### Exercise prompt
Output every line exactly as written. Leave out pictures.

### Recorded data
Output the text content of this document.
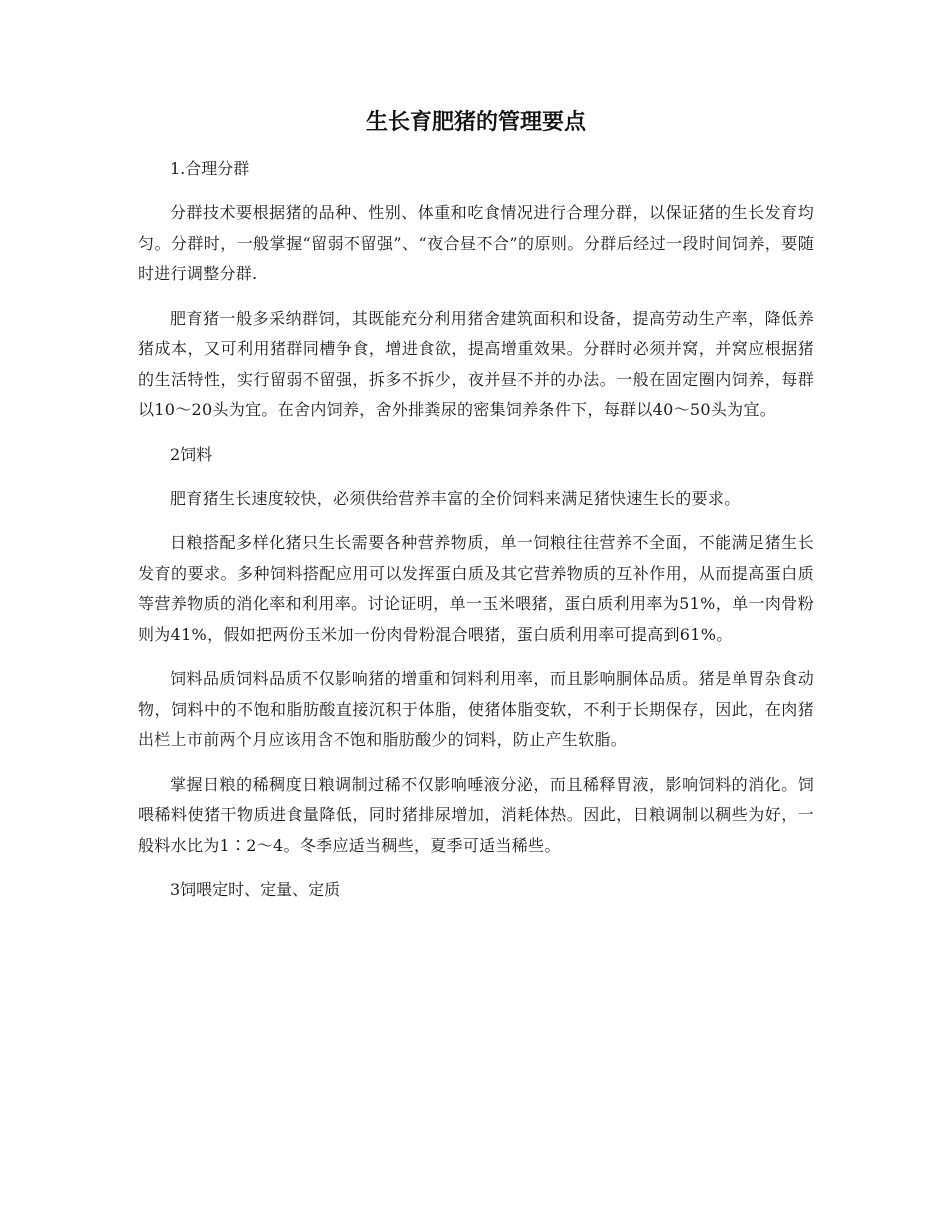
生长育肥猪的管理要点

1.合理分群

分群技术要根据猪的品种、性别、体重和吃食情况进行合理分群，以保证猪的生长发育均匀。分群时，一般掌握“留弱不留强”、“夜合昼不合”的原则。分群后经过一段时间饲养，要随时进行调整分群.

肥育猪一般多采纳群饲，其既能充分利用猪舍建筑面积和设备，提高劳动生产率，降低养猪成本，又可利用猪群同槽争食，增进食欲，提高增重效果。分群时必须并窝，并窝应根据猪的生活特性，实行留弱不留强，拆多不拆少，夜并昼不并的办法。一般在固定圈内饲养，每群以10～20头为宜。在舍内饲养，舍外排粪尿的密集饲养条件下，每群以40～50头为宜。

2饲料

肥育猪生长速度较快，必须供给营养丰富的全价饲料来满足猪快速生长的要求。

日粮搭配多样化猪只生长需要各种营养物质，单一饲粮往往营养不全面，不能满足猪生长发育的要求。多种饲料搭配应用可以发挥蛋白质及其它营养物质的互补作用，从而提高蛋白质等营养物质的消化率和利用率。讨论证明，单一玉米喂猪，蛋白质利用率为51%，单一肉骨粉则为41%，假如把两份玉米加一份肉骨粉混合喂猪，蛋白质利用率可提高到61%。

饲料品质饲料品质不仅影响猪的增重和饲料利用率，而且影响胴体品质。猪是单胃杂食动物，饲料中的不饱和脂肪酸直接沉积于体脂，使猪体脂变软，不利于长期保存，因此，在肉猪出栏上市前两个月应该用含不饱和脂肪酸少的饲料，防止产生软脂。

掌握日粮的稀稠度日粮调制过稀不仅影响唾液分泌，而且稀释胃液，影响饲料的消化。饲喂稀料使猪干物质进食量降低，同时猪排尿增加，消耗体热。因此，日粮调制以稠些为好，一般料水比为1∶2～4。冬季应适当稠些，夏季可适当稀些。

3饲喂定时、定量、定质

### In response
Output the text content of this document.
生长育肥猪的管理要点

1.合理分群

分群技术要根据猪的品种、性别、体重和吃食情况进行合理分群，以保证猪的生长发育均匀。分群时，一般掌握“留弱不留强”、“夜合昼不合”的原则。分群后经过一段时间饲养，要随时进行调整分群.

肥育猪一般多采纳群饲，其既能充分利用猪舍建筑面积和设备，提高劳动生产率，降低养猪成本，又可利用猪群同槽争食，增进食欲，提高增重效果。分群时必须并窝，并窝应根据猪的生活特性，实行留弱不留强，拆多不拆少，夜并昼不并的办法。一般在固定圈内饲养，每群以10～20头为宜。在舍内饲养，舍外排粪尿的密集饲养条件下，每群以40～50头为宜。

2饲料

肥育猪生长速度较快，必须供给营养丰富的全价饲料来满足猪快速生长的要求。

日粮搭配多样化猪只生长需要各种营养物质，单一饲粮往往营养不全面，不能满足猪生长发育的要求。多种饲料搭配应用可以发挥蛋白质及其它营养物质的互补作用，从而提高蛋白质等营养物质的消化率和利用率。讨论证明，单一玉米喂猪，蛋白质利用率为51%，单一肉骨粉则为41%，假如把两份玉米加一份肉骨粉混合喂猪，蛋白质利用率可提高到61%。

饲料品质饲料品质不仅影响猪的增重和饲料利用率，而且影响胴体品质。猪是单胃杂食动物，饲料中的不饱和脂肪酸直接沉积于体脂，使猪体脂变软，不利于长期保存，因此，在肉猪出栏上市前两个月应该用含不饱和脂肪酸少的饲料，防止产生软脂。

掌握日粮的稀稠度日粮调制过稀不仅影响唾液分泌，而且稀释胃液，影响饲料的消化。饲喂稀料使猪干物质进食量降低，同时猪排尿增加，消耗体热。因此，日粮调制以稠些为好，一般料水比为1∶2～4。冬季应适当稠些，夏季可适当稀些。

3饲喂定时、定量、定质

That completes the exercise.